** EXERCISE GOAL **
Repeat all the records exactly, omitting pictures.

** INPUT RECORDS **

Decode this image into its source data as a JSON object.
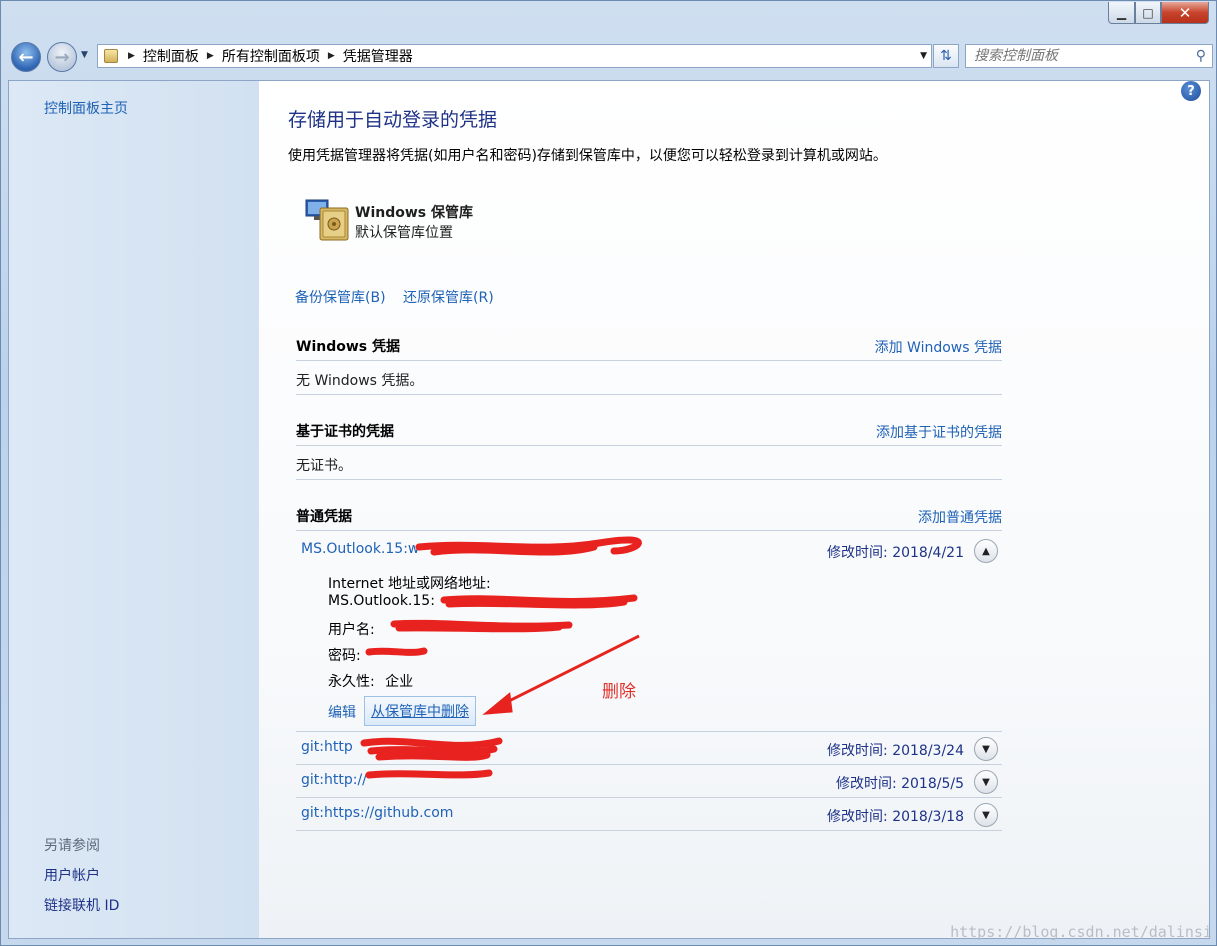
{
  "window": {
    "min_label": "▁",
    "max_label": "□",
    "close_label": "✕"
  },
  "nav": {
    "breadcrumb": [
      "控制面板",
      "所有控制面板项",
      "凭据管理器"
    ],
    "search_placeholder": "搜索控制面板"
  },
  "sidebar": {
    "home": "控制面板主页",
    "see_also": "另请参阅",
    "links": [
      "用户帐户",
      "链接联机 ID"
    ]
  },
  "main": {
    "title": "存储用于自动登录的凭据",
    "description": "使用凭据管理器将凭据(如用户名和密码)存储到保管库中，以便您可以轻松登录到计算机或网站。",
    "vault": {
      "name": "Windows 保管库",
      "subtitle": "默认保管库位置"
    },
    "backup_link": "备份保管库(B)",
    "restore_link": "还原保管库(R)",
    "windows_section": {
      "heading": "Windows 凭据",
      "add_link": "添加 Windows 凭据",
      "empty": "无 Windows 凭据。"
    },
    "cert_section": {
      "heading": "基于证书的凭据",
      "add_link": "添加基于证书的凭据",
      "empty": "无证书。"
    },
    "generic_section": {
      "heading": "普通凭据",
      "add_link": "添加普通凭据"
    },
    "expanded_credential": {
      "name": "MS.Outlook.15:w",
      "modified": "修改时间:  2018/4/21",
      "address_label": "Internet 地址或网络地址:",
      "address_value": "MS.Outlook.15:",
      "username_label": "用户名:",
      "password_label": "密码:",
      "persistence_label": "永久性:",
      "persistence_value": "企业",
      "edit": "编辑",
      "delete": "从保管库中删除"
    },
    "credentials": [
      {
        "name": "git:http",
        "modified": "修改时间:  2018/3/24"
      },
      {
        "name": "git:http://",
        "modified": "修改时间:  2018/5/5"
      },
      {
        "name": "git:https://github.com",
        "modified": "修改时间:  2018/3/18"
      }
    ],
    "annotation": "删除"
  },
  "watermark": "https://blog.csdn.net/dalinsi",
  "colors": {
    "link": "#1f62b6",
    "title": "#1e3287",
    "annotation_red": "#e0322b"
  }
}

** ANSWER TO THIS PROBLEM **
Decode this image into its source data as a JSON object.
{
  "window": {
    "min_label": "▁",
    "max_label": "□",
    "close_label": "✕"
  },
  "nav": {
    "breadcrumb": [
      "控制面板",
      "所有控制面板项",
      "凭据管理器"
    ],
    "search_placeholder": "搜索控制面板"
  },
  "sidebar": {
    "home": "控制面板主页",
    "see_also": "另请参阅",
    "links": [
      "用户帐户",
      "链接联机 ID"
    ]
  },
  "main": {
    "title": "存储用于自动登录的凭据",
    "description": "使用凭据管理器将凭据(如用户名和密码)存储到保管库中，以便您可以轻松登录到计算机或网站。",
    "vault": {
      "name": "Windows 保管库",
      "subtitle": "默认保管库位置"
    },
    "backup_link": "备份保管库(B)",
    "restore_link": "还原保管库(R)",
    "windows_section": {
      "heading": "Windows 凭据",
      "add_link": "添加 Windows 凭据",
      "empty": "无 Windows 凭据。"
    },
    "cert_section": {
      "heading": "基于证书的凭据",
      "add_link": "添加基于证书的凭据",
      "empty": "无证书。"
    },
    "generic_section": {
      "heading": "普通凭据",
      "add_link": "添加普通凭据"
    },
    "expanded_credential": {
      "name": "MS.Outlook.15:w",
      "modified": "修改时间:  2018/4/21",
      "address_label": "Internet 地址或网络地址:",
      "address_value": "MS.Outlook.15:",
      "username_label": "用户名:",
      "password_label": "密码:",
      "persistence_label": "永久性:",
      "persistence_value": "企业",
      "edit": "编辑",
      "delete": "从保管库中删除"
    },
    "credentials": [
      {
        "name": "git:http",
        "modified": "修改时间:  2018/3/24"
      },
      {
        "name": "git:http://",
        "modified": "修改时间:  2018/5/5"
      },
      {
        "name": "git:https://github.com",
        "modified": "修改时间:  2018/3/18"
      }
    ],
    "annotation": "删除"
  },
  "watermark": "https://blog.csdn.net/dalinsi",
  "colors": {
    "link": "#1f62b6",
    "title": "#1e3287",
    "annotation_red": "#e0322b"
  }
}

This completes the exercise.